Records contained in a dataset:
= = = =
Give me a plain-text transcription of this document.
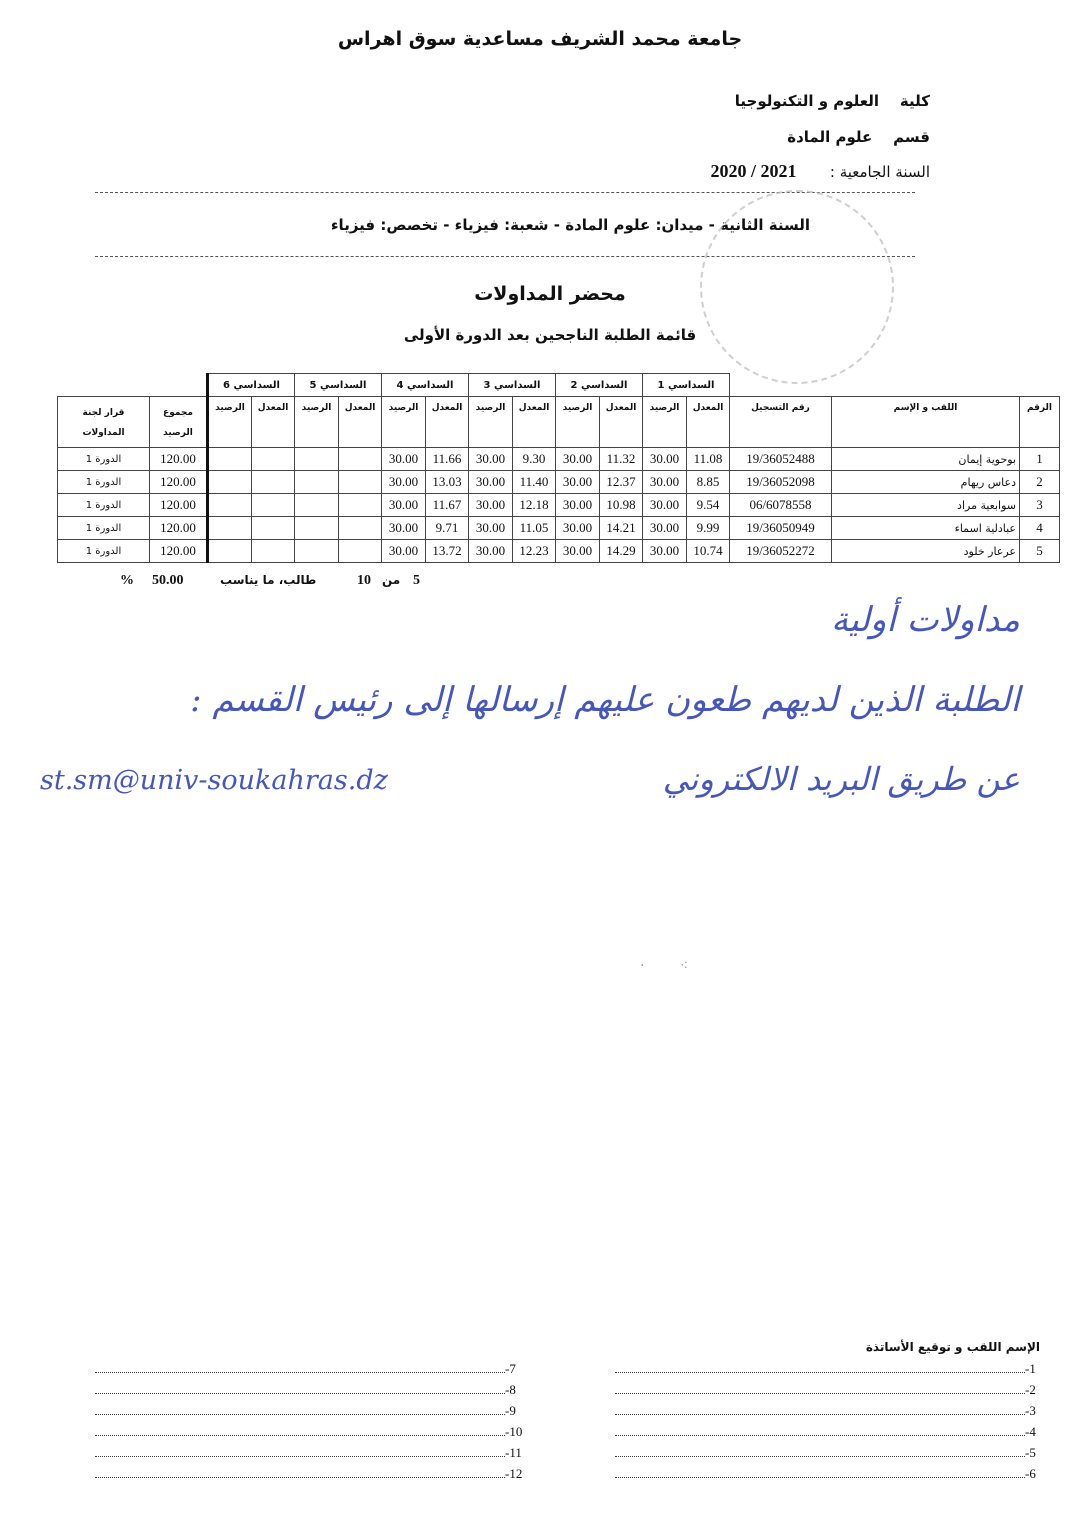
جامعة محمد الشريف مساعدية سوق اهراس
كلية    العلوم و التكنولوجيا
قسم    علوم المادة
السنة الجامعية :       2020 / 2021
السنة الثانية - ميدان: علوم المادة - شعبة: فيزياء - تخصص: فيزياء
محضر المداولات
قائمة الطلبة الناجحين بعد الدورة الأولى
		السداسي 6		السداسي 5		السداسي 4		السداسي 3		السداسي 2		السداسي 1				
قرار لجنة المداولات	مجموع الرصيد	الرصيد	المعدل	الرصيد	المعدل	الرصيد	المعدل	الرصيد	المعدل	الرصيد	المعدل	الرصيد	المعدل	رقم التسجيل	اللقب و الإسم	الرقم
الدورة 1	120.00					30.00	11.66	30.00	9.30	30.00	11.32	30.00	11.08	19/36052488	بوحوية إيمان	1
الدورة 1	120.00					30.00	13.03	30.00	11.40	30.00	12.37	30.00	8.85	19/36052098	دعاس ريهام	2
الدورة 1	120.00					30.00	11.67	30.00	12.18	30.00	10.98	30.00	9.54	06/6078558	سوابعية مراد	3
الدورة 1	120.00					30.00	9.71	30.00	11.05	30.00	14.21	30.00	9.99	19/36050949	عبادلية اسماء	4
الدورة 1	120.00					30.00	13.72	30.00	12.23	30.00	14.29	30.00	10.74	19/36052272	عرعار خلود	5
% 50.00	طالب، ما يناسب	10 من 5
مداولات أولية
الطلبة الذين لديهم طعون عليهم إرسالها إلى رئيس القسم :
عن طريق البريد الالكتروني
st.sm@univ-soukahras.dz
·        ⁖
الإسم اللقب و توقيع الأساتذة
-1
-2
-3
-4
-5
-6
-7
-8
-9
-10
-11
-12
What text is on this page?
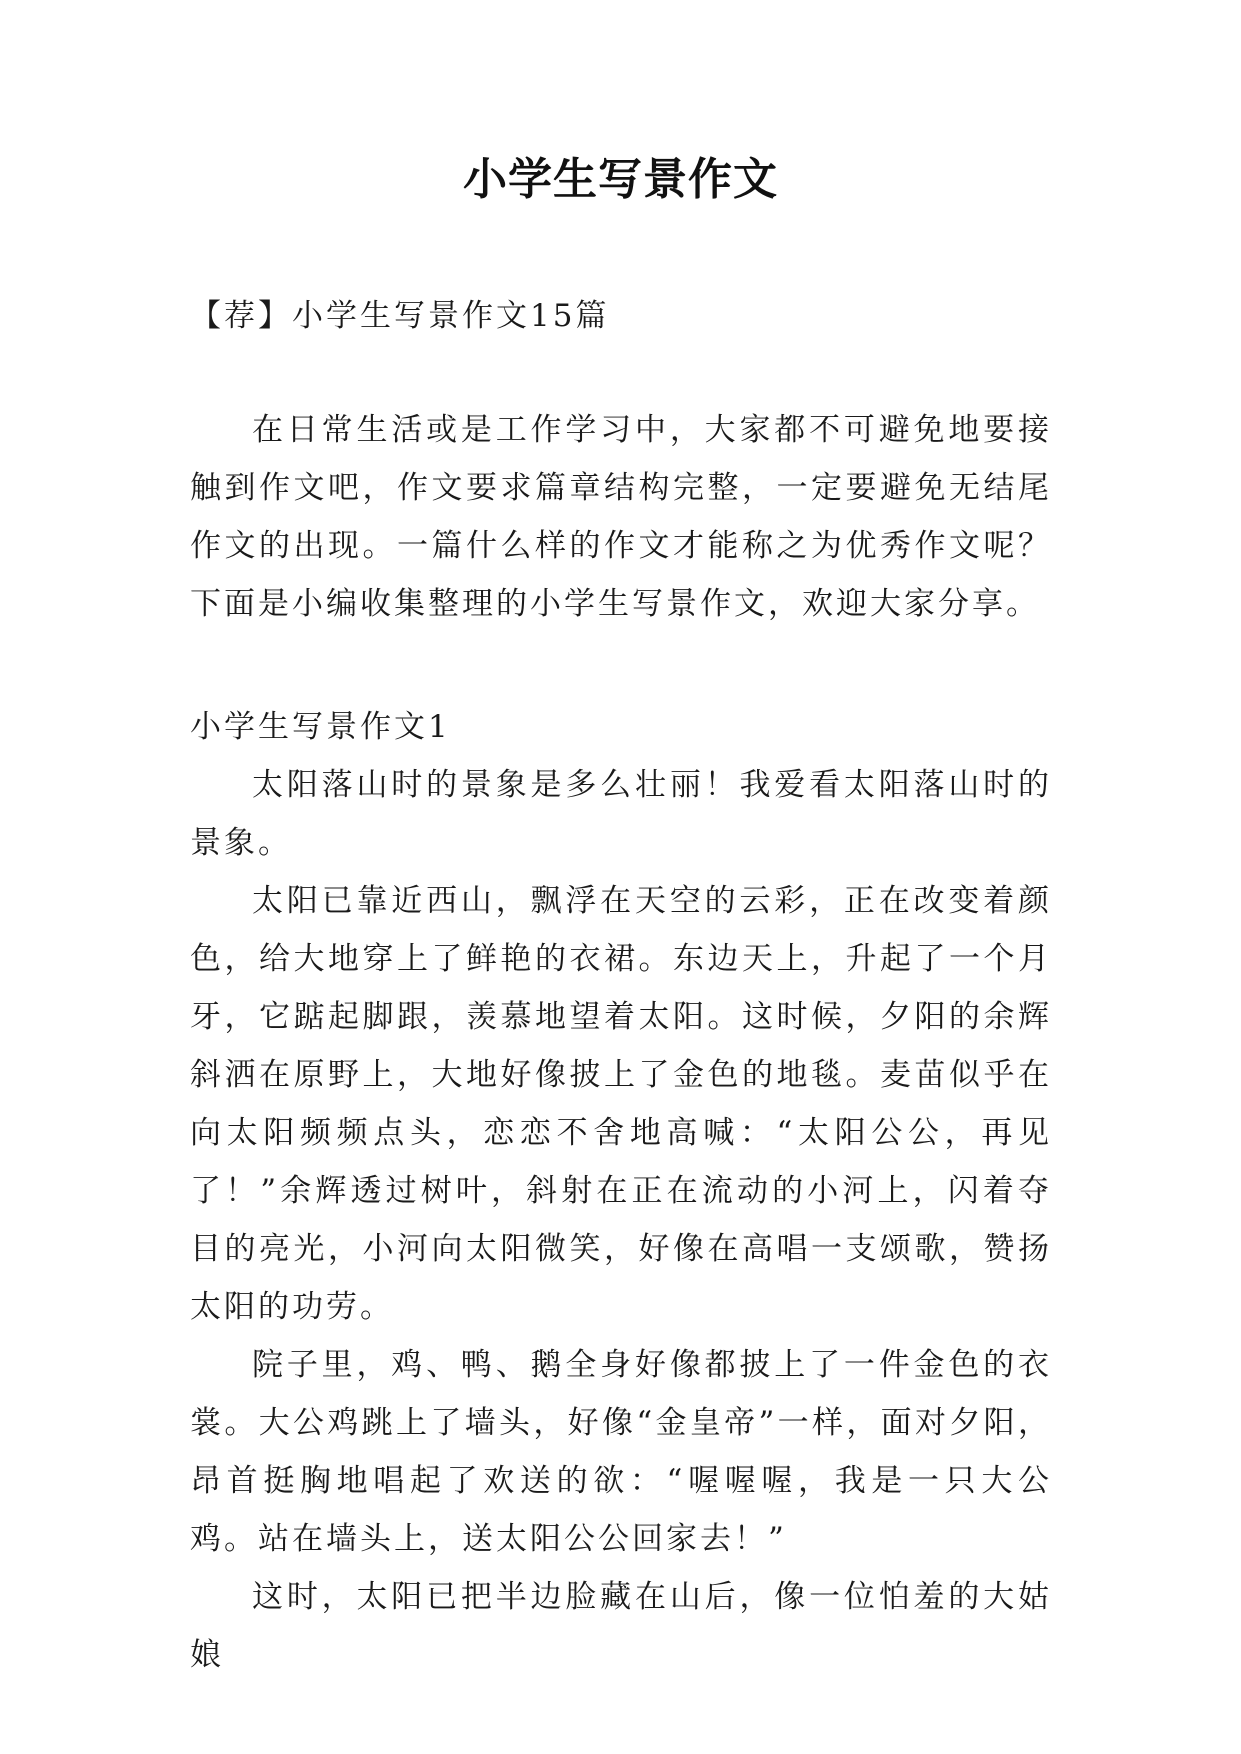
小学生写景作文
【荐】小学生写景作文15篇

在日常生活或是工作学习中，大家都不可避免地要接触到作文吧，作文要求篇章结构完整，一定要避免无结尾作文的出现。一篇什么样的作文才能称之为优秀作文呢？下面是小编收集整理的小学生写景作文，欢迎大家分享。

小学生写景作文1

太阳落山时的景象是多么壮丽！我爱看太阳落山时的景象。

太阳已靠近西山，飘浮在天空的云彩，正在改变着颜色，给大地穿上了鲜艳的衣裙。东边天上，升起了一个月牙，它踮起脚跟，羡慕地望着太阳。这时候，夕阳的余辉斜洒在原野上，大地好像披上了金色的地毯。麦苗似乎在向太阳频频点头，恋恋不舍地高喊：“太阳公公，再见了！”余辉透过树叶，斜射在正在流动的小河上，闪着夺目的亮光，小河向太阳微笑，好像在高唱一支颂歌，赞扬太阳的功劳。

院子里，鸡、鸭、鹅全身好像都披上了一件金色的衣裳。大公鸡跳上了墙头，好像“金皇帝”一样，面对夕阳，昂首挺胸地唱起了欢送的欲：“喔喔喔，我是一只大公鸡。站在墙头上，送太阳公公回家去！”

这时，太阳已把半边脸藏在山后，像一位怕羞的大姑娘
= = = =
Requirement
Restate every record exactly, please; do not copy the pictures.

Exercise result
Give me a plain-text transcription of this document.
جامعة محمد الشريف مساعدية سوق اهراس
كلية    العلوم و التكنولوجيا
قسم    علوم المادة
السنة الجامعية :       2020 / 2021
السنة الثانية - ميدان: علوم المادة - شعبة: فيزياء - تخصص: فيزياء
محضر المداولات
قائمة الطلبة الناجحين بعد الدورة الأولى
		السداسي 6		السداسي 5		السداسي 4		السداسي 3		السداسي 2		السداسي 1				
قرار لجنة المداولات	مجموع الرصيد	الرصيد	المعدل	الرصيد	المعدل	الرصيد	المعدل	الرصيد	المعدل	الرصيد	المعدل	الرصيد	المعدل	رقم التسجيل	اللقب و الإسم	الرقم
الدورة 1	120.00					30.00	11.66	30.00	9.30	30.00	11.32	30.00	11.08	19/36052488	بوحوية إيمان	1
الدورة 1	120.00					30.00	13.03	30.00	11.40	30.00	12.37	30.00	8.85	19/36052098	دعاس ريهام	2
الدورة 1	120.00					30.00	11.67	30.00	12.18	30.00	10.98	30.00	9.54	06/6078558	سوابعية مراد	3
الدورة 1	120.00					30.00	9.71	30.00	11.05	30.00	14.21	30.00	9.99	19/36050949	عبادلية اسماء	4
الدورة 1	120.00					30.00	13.72	30.00	12.23	30.00	14.29	30.00	10.74	19/36052272	عرعار خلود	5
% 50.00	طالب، ما يناسب	10 من 5
مداولات أولية
الطلبة الذين لديهم طعون عليهم إرسالها إلى رئيس القسم :
عن طريق البريد الالكتروني
st.sm@univ-soukahras.dz
·        ⁖
الإسم اللقب و توقيع الأساتذة
-1
-2
-3
-4
-5
-6
-7
-8
-9
-10
-11
-12
What text is on this page?
小学生写景作文
【荐】小学生写景作文15篇

在日常生活或是工作学习中，大家都不可避免地要接触到作文吧，作文要求篇章结构完整，一定要避免无结尾作文的出现。一篇什么样的作文才能称之为优秀作文呢？下面是小编收集整理的小学生写景作文，欢迎大家分享。

小学生写景作文1

太阳落山时的景象是多么壮丽！我爱看太阳落山时的景象。

太阳已靠近西山，飘浮在天空的云彩，正在改变着颜色，给大地穿上了鲜艳的衣裙。东边天上，升起了一个月牙，它踮起脚跟，羡慕地望着太阳。这时候，夕阳的余辉斜洒在原野上，大地好像披上了金色的地毯。麦苗似乎在向太阳频频点头，恋恋不舍地高喊：“太阳公公，再见了！”余辉透过树叶，斜射在正在流动的小河上，闪着夺目的亮光，小河向太阳微笑，好像在高唱一支颂歌，赞扬太阳的功劳。

院子里，鸡、鸭、鹅全身好像都披上了一件金色的衣裳。大公鸡跳上了墙头，好像“金皇帝”一样，面对夕阳，昂首挺胸地唱起了欢送的欲：“喔喔喔，我是一只大公鸡。站在墙头上，送太阳公公回家去！”

这时，太阳已把半边脸藏在山后，像一位怕羞的大姑娘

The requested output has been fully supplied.